_Aim_:
Pull out every line below that contains the word "chce".

[Stored data]
::::::::
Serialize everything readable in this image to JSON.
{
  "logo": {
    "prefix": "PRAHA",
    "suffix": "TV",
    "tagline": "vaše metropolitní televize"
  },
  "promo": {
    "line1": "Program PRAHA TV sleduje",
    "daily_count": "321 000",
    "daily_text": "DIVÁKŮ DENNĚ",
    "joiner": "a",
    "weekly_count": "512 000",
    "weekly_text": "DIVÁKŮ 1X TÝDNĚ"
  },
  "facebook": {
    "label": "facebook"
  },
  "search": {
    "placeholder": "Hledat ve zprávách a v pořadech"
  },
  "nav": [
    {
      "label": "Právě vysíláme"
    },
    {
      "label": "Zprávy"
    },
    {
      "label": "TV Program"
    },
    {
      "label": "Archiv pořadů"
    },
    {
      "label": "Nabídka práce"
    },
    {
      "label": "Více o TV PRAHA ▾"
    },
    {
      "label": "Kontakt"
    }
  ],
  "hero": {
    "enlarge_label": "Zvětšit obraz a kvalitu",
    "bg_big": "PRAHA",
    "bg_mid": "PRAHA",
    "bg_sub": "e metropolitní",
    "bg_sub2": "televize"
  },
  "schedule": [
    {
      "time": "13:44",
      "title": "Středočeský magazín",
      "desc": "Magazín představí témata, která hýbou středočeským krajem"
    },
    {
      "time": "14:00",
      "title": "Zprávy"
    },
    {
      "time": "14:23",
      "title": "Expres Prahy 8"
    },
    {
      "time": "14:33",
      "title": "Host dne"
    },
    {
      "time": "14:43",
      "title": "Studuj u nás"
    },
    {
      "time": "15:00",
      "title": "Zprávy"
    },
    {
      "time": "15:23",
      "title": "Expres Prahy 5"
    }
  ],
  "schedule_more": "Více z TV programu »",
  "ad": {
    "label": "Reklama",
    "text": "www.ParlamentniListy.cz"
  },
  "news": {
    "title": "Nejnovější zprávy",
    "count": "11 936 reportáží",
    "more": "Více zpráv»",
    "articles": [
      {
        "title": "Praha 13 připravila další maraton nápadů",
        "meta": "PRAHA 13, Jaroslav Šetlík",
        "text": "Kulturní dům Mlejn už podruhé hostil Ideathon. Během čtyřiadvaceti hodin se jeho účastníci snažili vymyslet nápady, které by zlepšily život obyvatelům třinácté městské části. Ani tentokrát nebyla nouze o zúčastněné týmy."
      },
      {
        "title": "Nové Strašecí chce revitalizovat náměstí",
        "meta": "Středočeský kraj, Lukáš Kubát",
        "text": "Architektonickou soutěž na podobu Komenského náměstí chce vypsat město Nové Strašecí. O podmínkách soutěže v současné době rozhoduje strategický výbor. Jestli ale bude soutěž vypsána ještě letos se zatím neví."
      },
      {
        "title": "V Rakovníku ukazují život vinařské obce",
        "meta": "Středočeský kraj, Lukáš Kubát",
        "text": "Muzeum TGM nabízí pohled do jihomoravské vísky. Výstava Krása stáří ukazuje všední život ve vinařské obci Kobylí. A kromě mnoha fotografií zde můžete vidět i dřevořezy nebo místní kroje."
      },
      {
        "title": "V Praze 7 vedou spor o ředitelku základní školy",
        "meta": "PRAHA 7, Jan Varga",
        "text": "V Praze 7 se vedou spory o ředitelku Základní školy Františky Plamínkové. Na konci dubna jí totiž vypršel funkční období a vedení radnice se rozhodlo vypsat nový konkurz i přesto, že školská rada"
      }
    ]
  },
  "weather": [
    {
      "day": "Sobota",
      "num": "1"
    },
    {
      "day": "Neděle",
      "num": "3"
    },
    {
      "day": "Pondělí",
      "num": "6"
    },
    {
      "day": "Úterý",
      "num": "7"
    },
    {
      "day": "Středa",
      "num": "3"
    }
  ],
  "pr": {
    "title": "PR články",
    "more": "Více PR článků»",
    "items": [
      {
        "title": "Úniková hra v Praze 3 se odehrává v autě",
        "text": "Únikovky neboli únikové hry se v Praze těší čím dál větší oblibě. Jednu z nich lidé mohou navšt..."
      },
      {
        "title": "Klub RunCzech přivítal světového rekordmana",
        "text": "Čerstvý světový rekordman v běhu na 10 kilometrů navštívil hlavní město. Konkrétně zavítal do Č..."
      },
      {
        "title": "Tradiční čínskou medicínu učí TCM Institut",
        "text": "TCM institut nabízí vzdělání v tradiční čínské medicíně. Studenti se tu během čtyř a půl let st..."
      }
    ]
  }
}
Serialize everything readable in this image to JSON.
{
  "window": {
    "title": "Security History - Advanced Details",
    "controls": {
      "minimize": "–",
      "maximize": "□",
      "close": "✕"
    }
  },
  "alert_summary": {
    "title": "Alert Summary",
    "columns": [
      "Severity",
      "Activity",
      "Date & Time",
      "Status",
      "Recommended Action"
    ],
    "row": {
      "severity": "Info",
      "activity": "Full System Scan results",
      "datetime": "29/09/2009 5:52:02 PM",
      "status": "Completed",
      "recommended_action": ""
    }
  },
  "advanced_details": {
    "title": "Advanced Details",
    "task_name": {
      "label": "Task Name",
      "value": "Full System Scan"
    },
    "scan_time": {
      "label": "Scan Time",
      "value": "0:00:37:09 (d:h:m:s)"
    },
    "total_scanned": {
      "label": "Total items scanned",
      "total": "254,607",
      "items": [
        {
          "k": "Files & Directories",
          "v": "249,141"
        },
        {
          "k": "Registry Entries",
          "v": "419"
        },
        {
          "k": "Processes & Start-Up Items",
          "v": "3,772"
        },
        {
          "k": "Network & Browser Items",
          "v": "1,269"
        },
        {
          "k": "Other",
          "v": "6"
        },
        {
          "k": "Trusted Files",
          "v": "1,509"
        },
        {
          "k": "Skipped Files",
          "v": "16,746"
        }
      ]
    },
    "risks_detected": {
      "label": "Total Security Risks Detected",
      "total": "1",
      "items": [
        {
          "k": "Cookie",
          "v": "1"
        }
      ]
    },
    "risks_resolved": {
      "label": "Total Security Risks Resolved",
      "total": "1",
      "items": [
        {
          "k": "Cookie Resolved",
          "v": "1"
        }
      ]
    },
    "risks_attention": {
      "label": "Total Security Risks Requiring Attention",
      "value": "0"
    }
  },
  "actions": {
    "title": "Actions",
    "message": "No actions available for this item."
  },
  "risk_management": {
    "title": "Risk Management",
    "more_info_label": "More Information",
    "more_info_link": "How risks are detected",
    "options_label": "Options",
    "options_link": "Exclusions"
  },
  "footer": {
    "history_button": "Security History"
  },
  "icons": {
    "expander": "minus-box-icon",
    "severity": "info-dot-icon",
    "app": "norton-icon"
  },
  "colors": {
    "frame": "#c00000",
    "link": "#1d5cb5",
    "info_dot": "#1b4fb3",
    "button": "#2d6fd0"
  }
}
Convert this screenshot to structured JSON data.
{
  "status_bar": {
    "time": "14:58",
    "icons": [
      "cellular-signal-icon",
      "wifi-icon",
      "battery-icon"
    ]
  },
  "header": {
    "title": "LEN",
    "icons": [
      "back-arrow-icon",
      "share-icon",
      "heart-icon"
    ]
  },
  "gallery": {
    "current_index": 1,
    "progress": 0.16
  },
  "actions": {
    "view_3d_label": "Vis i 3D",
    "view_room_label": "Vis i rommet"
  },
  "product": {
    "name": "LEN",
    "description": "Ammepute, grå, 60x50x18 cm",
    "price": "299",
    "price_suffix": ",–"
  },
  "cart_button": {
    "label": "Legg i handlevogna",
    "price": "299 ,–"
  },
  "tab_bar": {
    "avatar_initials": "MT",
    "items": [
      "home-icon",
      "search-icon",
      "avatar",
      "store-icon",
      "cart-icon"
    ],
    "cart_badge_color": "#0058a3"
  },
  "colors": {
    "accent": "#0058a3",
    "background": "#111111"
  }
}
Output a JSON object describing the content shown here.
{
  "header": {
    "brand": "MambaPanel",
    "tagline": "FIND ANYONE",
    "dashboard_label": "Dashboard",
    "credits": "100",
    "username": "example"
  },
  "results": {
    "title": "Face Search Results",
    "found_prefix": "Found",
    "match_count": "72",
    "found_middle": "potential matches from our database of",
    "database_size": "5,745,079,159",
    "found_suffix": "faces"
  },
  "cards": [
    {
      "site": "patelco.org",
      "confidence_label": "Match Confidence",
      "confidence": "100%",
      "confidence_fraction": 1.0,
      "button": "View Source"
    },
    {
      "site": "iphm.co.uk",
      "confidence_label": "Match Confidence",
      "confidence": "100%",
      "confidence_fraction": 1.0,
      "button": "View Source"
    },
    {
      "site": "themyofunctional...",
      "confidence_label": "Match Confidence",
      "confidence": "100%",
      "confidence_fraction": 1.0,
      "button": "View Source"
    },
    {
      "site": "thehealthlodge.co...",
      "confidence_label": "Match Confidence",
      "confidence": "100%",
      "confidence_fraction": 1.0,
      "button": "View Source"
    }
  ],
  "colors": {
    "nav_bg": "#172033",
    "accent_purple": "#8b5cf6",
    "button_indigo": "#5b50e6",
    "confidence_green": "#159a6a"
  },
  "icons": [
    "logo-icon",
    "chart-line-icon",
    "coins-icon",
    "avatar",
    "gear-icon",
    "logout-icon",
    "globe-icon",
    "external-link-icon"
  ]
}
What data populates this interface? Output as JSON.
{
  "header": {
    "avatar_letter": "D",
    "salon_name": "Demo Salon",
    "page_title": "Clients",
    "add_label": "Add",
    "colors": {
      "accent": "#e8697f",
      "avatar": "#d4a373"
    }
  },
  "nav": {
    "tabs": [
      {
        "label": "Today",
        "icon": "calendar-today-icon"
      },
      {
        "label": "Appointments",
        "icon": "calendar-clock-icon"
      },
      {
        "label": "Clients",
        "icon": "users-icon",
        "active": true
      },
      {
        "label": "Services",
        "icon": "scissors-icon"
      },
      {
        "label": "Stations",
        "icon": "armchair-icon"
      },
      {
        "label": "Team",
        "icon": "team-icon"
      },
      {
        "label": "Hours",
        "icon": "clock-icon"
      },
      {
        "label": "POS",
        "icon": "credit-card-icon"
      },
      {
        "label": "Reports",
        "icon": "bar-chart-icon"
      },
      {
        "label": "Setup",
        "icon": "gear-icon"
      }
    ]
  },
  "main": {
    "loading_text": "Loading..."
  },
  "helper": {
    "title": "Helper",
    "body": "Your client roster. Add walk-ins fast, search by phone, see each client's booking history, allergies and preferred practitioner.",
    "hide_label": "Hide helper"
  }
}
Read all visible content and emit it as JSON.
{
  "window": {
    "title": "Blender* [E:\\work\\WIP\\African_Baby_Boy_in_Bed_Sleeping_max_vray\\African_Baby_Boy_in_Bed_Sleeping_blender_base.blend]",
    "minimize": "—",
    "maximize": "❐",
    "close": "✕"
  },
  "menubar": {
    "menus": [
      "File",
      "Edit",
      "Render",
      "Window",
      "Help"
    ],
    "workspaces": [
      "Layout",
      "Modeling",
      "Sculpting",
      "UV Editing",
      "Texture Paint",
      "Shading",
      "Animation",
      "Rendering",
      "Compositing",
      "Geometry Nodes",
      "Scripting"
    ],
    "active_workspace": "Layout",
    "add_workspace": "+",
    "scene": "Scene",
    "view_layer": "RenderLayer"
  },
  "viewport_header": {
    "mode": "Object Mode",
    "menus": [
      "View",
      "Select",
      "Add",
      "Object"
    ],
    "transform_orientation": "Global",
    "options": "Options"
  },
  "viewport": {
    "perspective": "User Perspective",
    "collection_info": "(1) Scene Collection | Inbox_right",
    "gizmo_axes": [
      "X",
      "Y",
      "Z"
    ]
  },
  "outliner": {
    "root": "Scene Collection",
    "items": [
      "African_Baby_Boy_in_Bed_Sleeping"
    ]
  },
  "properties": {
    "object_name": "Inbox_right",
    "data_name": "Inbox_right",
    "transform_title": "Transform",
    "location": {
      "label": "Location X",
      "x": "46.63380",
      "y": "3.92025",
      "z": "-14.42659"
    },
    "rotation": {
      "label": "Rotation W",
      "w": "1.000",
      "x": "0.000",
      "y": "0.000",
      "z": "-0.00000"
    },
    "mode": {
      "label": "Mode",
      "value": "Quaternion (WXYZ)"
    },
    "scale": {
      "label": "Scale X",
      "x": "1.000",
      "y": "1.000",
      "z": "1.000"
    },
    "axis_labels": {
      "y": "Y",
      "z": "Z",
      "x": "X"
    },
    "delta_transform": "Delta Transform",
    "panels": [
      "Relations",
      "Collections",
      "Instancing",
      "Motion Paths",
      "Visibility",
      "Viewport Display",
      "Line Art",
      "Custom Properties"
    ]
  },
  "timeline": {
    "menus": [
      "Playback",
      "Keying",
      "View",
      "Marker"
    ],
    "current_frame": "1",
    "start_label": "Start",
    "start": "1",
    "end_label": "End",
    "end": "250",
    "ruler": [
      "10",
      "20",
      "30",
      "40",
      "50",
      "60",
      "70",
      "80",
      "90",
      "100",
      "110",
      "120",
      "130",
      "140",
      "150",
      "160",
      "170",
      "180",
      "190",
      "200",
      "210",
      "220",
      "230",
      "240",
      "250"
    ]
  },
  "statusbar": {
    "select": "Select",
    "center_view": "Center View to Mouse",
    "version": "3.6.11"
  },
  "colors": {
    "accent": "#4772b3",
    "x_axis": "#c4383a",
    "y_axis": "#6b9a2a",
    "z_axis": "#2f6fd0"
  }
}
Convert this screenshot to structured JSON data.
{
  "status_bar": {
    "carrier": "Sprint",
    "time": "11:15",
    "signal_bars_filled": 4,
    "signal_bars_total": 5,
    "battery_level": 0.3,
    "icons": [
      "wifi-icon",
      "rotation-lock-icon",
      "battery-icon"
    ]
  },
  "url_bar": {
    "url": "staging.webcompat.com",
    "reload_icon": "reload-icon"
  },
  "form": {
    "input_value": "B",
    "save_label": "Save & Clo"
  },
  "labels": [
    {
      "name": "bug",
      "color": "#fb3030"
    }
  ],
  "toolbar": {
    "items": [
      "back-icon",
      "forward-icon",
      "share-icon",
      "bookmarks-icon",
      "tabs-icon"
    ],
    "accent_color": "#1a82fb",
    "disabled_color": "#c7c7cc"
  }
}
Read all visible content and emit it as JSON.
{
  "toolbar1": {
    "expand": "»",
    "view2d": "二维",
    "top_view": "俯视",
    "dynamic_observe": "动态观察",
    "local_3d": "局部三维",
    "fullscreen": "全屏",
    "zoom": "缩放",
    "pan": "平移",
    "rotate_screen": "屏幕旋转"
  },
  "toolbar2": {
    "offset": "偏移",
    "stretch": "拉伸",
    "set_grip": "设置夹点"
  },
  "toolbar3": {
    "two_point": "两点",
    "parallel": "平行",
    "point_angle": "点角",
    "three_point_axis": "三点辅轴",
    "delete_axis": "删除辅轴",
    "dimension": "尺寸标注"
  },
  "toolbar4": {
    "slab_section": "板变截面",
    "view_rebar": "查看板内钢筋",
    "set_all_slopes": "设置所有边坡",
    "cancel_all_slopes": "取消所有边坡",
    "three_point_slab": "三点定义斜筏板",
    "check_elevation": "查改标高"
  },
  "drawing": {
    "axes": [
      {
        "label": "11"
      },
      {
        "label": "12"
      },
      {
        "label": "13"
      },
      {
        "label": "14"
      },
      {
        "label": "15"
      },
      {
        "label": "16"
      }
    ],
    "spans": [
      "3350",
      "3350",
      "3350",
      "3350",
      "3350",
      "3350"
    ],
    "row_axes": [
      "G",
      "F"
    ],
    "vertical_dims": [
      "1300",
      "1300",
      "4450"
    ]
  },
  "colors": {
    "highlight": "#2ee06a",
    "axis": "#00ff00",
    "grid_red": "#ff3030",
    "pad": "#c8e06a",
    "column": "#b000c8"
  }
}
::::::::
_Exercise solution_:
        "title": "Nové Strašecí chce revitalizovat náměstí",
        "text": "Architektonickou soutěž na podobu Komenského náměstí chce vypsat město Nové Strašecí. O podmínkách soutěže v současné době rozhoduje strategický výbor. Jestli ale bude soutěž vypsána ještě letos se zatím neví."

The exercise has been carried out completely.